* DIRECTIONS FOR THIS TASK *
Pull out every line below that contains the word "跨区域超市除外".

(Dataset items)

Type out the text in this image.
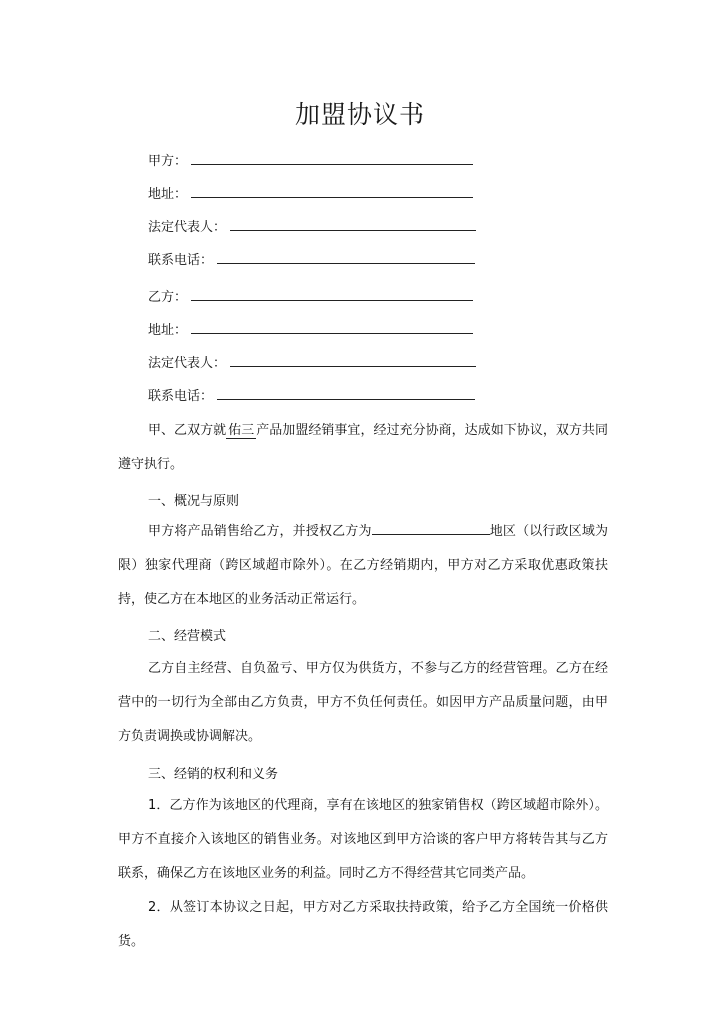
加盟协议书
甲方：
地址：
法定代表人：
联系电话：
乙方：
地址：
法定代表人：
联系电话：

甲、乙双方就 佑三 产品加盟经销事宜，经过充分协商，达成如下协议，双方共同遵守执行。

一、概况与原则

甲方将产品销售给乙方，并授权乙方为	地区（以行政区域为限）独家代理商（跨区域超市除外）。在乙方经销期内，甲方对乙方采取优惠政策扶持，使乙方在本地区的业务活动正常运行。

二、经营模式

乙方自主经营、自负盈亏、甲方仅为供货方，不参与乙方的经营管理。乙方在经营中的一切行为全部由乙方负责，甲方不负任何责任。如因甲方产品质量问题，由甲方负责调换或协调解决。

三、经销的权利和义务

1．乙方作为该地区的代理商，享有在该地区的独家销售权（跨区域超市除外）。甲方不直接介入该地区的销售业务。对该地区到甲方洽谈的客户甲方将转告其与乙方联系，确保乙方在该地区业务的利益。同时乙方不得经营其它同类产品。

2．从签订本协议之日起，甲方对乙方采取扶持政策，给予乙方全国统一价格供货。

* FULL SOLUTION *
甲方将产品销售给乙方，并授权乙方为	地区（以行政区域为限）独家代理商（跨区域超市除外）。在乙方经销期内，甲方对乙方采取优惠政策扶持，使乙方在本地区的业务活动正常运行。
1．乙方作为该地区的代理商，享有在该地区的独家销售权（跨区域超市除外）。甲方不直接介入该地区的销售业务。对该地区到甲方洽谈的客户甲方将转告其与乙方联系，确保乙方在该地区业务的利益。同时乙方不得经营其它同类产品。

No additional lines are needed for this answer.